-- begin MATERIAL TO PROCESS --

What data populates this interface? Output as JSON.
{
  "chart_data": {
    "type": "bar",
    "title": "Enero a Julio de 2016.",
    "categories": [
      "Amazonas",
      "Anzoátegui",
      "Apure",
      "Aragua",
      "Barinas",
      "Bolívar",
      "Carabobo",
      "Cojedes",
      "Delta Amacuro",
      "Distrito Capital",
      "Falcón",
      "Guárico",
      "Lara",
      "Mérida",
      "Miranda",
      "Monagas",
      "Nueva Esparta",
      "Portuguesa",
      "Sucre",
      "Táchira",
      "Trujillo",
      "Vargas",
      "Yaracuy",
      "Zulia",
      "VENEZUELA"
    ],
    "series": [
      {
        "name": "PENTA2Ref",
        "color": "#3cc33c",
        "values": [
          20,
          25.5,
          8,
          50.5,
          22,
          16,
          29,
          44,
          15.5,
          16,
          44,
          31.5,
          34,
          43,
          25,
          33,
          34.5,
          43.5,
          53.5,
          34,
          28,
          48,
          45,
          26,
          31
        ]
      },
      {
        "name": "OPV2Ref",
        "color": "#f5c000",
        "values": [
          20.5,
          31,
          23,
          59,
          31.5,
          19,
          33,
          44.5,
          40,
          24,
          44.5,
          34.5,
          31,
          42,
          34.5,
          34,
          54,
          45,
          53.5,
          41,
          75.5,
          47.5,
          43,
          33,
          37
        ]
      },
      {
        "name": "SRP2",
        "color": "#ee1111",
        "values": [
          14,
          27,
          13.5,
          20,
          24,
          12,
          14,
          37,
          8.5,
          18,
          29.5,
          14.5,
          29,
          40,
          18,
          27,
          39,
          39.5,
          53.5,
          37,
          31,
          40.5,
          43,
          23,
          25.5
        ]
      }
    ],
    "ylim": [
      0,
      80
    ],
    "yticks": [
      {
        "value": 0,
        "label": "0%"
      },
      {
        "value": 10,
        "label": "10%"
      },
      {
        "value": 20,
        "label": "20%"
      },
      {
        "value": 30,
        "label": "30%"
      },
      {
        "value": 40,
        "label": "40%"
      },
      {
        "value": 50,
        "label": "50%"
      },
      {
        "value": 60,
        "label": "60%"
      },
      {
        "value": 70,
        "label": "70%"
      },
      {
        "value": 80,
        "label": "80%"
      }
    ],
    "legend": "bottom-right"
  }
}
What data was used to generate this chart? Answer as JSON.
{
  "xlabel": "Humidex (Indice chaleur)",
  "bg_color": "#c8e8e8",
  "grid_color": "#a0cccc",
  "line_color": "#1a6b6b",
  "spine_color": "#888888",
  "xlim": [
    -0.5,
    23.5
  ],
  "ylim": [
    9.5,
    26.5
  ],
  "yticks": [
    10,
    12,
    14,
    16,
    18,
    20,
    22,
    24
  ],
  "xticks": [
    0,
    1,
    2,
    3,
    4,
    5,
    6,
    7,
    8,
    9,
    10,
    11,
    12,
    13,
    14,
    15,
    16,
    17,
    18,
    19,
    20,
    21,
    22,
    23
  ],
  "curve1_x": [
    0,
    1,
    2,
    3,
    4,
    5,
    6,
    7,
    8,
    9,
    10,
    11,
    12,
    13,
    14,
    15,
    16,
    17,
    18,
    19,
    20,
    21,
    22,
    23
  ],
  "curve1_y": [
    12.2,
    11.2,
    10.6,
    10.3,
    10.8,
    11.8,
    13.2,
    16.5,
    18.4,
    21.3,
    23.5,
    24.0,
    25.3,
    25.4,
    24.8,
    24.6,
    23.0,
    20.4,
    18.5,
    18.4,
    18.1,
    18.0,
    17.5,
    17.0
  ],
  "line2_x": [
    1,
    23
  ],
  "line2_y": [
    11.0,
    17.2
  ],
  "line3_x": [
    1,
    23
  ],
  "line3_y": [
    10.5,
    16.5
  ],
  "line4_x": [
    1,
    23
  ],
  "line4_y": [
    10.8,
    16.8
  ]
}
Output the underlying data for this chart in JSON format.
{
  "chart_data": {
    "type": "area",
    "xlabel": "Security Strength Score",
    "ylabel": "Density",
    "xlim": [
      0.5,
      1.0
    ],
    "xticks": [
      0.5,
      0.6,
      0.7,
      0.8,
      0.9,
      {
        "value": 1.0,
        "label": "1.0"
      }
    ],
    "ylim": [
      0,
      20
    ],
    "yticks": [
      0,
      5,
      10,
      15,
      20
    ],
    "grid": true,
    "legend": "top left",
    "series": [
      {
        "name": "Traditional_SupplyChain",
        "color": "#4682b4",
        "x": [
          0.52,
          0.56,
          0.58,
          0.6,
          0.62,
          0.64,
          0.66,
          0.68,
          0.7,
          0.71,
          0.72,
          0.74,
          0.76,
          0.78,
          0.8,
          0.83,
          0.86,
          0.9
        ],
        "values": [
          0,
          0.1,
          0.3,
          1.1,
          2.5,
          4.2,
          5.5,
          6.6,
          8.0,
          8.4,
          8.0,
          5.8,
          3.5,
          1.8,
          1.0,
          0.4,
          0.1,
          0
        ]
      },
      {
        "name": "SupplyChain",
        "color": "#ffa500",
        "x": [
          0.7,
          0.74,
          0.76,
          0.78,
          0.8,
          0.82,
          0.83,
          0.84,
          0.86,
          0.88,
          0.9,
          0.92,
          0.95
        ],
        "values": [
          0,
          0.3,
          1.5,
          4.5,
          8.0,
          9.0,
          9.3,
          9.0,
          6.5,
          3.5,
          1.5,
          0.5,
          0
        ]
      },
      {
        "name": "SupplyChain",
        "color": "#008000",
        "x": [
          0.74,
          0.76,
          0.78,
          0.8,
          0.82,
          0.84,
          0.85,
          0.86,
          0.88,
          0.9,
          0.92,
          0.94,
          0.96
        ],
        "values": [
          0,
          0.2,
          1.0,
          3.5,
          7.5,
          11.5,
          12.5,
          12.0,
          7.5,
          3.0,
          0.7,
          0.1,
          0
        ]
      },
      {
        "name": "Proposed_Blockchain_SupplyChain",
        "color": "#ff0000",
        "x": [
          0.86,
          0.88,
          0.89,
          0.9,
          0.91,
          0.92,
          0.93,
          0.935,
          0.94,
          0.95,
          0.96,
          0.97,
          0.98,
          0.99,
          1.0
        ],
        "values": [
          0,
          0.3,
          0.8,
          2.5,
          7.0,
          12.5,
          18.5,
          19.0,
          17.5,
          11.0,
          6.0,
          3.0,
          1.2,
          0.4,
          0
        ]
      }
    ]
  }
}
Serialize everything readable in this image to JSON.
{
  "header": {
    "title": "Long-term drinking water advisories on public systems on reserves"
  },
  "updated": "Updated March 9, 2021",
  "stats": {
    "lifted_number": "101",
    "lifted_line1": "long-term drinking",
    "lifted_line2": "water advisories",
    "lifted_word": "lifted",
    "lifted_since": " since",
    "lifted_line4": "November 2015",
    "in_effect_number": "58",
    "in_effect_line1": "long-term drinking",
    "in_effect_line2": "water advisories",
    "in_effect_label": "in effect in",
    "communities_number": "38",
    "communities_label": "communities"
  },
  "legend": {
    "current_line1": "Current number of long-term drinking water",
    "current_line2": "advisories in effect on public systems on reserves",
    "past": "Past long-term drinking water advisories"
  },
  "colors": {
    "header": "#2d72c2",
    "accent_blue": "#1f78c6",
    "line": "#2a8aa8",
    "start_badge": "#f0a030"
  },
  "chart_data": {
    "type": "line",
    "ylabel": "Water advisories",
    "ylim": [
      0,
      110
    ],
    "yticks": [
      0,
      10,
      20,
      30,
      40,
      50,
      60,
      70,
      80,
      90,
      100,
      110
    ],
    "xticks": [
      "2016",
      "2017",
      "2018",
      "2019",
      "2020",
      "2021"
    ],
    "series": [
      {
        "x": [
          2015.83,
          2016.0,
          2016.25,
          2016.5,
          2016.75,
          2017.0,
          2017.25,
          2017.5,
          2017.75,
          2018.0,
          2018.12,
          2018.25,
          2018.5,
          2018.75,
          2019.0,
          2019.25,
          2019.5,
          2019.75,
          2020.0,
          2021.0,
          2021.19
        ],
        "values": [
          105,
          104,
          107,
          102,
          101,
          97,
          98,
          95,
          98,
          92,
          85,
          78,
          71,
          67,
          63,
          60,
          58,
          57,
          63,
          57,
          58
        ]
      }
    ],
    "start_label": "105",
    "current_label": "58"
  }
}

-- end MATERIAL TO PROCESS --

• **EXERCISE OBJECTIVE**
Read the data above and pull out each line that holds the string "public".

• **OUTPUT OF THE EXERCISE**
    "title": "Long-term drinking water advisories on public systems on reserves"
    "current_line2": "advisories in effect on public systems on reserves",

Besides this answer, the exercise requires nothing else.